**GIVEN INSTRUCTION**
Search the data below for "legend"; list each line that holds it.

**DATA SECTION**
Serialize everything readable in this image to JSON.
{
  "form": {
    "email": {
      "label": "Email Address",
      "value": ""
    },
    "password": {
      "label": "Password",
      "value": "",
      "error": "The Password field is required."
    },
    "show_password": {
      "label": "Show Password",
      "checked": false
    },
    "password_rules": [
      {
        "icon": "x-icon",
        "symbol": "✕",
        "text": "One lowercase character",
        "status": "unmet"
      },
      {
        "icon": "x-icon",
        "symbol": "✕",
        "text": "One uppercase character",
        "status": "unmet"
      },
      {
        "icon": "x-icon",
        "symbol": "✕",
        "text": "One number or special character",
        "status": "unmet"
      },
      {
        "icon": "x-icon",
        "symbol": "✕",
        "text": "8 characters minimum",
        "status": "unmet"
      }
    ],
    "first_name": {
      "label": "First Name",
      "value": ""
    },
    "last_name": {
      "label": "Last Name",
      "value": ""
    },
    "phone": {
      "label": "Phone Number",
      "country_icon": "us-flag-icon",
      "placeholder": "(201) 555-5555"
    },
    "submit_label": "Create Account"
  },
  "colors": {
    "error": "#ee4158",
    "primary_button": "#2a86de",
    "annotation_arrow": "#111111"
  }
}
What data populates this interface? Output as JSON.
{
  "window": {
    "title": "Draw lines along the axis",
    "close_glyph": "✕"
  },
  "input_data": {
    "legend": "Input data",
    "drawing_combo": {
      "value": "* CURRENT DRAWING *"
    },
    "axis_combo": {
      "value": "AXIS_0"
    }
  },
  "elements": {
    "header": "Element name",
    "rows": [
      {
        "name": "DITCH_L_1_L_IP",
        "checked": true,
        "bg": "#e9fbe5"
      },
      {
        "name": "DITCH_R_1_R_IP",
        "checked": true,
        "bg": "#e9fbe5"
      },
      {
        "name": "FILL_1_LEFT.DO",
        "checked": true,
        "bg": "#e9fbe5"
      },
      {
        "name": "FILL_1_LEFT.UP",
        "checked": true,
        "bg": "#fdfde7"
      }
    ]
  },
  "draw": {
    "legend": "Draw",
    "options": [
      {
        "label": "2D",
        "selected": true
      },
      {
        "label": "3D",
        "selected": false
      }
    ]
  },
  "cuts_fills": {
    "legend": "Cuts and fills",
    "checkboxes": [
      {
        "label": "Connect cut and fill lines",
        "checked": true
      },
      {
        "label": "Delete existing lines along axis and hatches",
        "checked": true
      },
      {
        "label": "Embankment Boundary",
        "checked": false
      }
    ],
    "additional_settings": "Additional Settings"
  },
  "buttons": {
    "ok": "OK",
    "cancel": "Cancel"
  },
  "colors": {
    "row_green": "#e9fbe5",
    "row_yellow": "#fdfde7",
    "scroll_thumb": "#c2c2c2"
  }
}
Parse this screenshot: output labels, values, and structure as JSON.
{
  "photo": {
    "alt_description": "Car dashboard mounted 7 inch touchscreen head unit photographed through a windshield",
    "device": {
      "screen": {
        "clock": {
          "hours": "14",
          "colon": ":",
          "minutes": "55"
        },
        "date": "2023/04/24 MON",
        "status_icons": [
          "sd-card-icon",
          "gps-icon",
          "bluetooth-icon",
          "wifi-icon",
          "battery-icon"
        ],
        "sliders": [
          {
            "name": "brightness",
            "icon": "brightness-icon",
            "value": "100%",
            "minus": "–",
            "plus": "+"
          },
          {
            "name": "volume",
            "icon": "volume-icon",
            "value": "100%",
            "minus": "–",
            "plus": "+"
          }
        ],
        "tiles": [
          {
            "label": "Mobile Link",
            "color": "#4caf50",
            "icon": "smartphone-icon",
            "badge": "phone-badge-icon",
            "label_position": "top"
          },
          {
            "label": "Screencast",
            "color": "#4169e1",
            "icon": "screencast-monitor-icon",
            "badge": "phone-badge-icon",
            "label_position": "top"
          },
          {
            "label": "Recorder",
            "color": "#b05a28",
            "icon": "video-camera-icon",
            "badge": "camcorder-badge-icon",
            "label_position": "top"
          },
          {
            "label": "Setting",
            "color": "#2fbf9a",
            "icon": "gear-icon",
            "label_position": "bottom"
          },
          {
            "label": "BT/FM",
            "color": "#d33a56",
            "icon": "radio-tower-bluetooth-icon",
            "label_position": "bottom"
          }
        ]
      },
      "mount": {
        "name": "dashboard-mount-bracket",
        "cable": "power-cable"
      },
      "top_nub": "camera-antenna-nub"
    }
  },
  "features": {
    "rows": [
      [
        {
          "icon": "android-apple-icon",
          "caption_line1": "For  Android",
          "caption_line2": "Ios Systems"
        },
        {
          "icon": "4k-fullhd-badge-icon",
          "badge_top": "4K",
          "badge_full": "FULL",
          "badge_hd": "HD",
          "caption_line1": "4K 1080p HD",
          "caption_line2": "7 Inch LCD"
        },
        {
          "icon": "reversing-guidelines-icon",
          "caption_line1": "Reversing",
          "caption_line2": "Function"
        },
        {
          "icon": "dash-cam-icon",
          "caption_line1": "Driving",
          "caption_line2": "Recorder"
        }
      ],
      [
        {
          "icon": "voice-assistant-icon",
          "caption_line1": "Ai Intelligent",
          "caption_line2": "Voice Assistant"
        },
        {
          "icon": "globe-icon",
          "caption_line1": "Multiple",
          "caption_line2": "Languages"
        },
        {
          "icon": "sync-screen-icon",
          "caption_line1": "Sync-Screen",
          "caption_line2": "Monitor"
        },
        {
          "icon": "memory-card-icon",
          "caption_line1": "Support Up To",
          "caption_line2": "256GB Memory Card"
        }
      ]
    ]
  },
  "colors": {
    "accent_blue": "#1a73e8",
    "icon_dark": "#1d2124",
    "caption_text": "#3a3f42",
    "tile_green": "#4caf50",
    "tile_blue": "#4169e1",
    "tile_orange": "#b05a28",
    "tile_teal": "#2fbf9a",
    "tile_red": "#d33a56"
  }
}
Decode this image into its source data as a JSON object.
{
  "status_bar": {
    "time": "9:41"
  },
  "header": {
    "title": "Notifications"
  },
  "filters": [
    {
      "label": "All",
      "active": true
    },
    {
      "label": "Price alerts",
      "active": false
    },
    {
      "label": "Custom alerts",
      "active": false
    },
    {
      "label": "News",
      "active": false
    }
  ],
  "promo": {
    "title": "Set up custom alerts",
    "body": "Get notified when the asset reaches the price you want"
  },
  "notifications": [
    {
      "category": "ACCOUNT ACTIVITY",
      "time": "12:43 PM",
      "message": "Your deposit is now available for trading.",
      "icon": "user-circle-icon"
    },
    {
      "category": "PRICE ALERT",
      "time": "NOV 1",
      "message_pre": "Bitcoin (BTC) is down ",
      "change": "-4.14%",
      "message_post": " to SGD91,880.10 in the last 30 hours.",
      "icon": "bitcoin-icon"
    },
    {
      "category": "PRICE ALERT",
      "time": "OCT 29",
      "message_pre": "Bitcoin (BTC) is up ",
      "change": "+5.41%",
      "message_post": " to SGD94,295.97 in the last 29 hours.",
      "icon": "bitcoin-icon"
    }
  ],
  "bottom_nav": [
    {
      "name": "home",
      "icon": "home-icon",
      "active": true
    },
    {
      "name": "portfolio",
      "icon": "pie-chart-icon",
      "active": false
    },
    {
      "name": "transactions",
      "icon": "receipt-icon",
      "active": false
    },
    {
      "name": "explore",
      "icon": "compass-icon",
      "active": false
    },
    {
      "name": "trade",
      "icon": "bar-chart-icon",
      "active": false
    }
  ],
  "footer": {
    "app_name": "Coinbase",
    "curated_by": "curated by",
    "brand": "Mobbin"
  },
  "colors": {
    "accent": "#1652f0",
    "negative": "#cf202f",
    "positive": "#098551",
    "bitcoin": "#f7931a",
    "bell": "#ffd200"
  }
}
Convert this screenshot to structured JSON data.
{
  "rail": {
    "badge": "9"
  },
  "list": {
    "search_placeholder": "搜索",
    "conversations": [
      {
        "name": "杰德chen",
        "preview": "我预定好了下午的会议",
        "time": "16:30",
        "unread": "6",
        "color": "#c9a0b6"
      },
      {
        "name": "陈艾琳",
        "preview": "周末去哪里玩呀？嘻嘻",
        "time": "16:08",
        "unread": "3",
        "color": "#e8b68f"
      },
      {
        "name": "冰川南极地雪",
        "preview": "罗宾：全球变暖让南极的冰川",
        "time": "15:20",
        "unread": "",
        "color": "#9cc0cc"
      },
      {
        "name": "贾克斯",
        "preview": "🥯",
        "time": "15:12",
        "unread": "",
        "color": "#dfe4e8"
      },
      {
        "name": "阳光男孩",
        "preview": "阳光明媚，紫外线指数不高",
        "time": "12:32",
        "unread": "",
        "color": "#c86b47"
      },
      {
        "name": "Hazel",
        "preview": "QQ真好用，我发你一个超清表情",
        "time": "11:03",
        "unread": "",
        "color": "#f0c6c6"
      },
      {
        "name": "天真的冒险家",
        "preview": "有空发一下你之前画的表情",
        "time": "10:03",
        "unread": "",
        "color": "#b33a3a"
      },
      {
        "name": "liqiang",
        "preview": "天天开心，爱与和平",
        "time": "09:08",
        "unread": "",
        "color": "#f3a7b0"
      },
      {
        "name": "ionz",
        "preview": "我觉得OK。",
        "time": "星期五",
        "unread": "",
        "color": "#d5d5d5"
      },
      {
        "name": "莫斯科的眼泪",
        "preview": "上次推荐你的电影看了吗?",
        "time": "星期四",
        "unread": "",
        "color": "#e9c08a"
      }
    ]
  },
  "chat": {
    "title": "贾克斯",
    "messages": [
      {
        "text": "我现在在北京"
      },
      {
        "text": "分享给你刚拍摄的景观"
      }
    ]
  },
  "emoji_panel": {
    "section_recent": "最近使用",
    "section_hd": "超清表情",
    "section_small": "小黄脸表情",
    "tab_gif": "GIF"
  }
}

**RESPONSE TO THE EXERCISE**
    "legend": "Input data",
    "legend": "Draw",
    "legend": "Cuts and fills",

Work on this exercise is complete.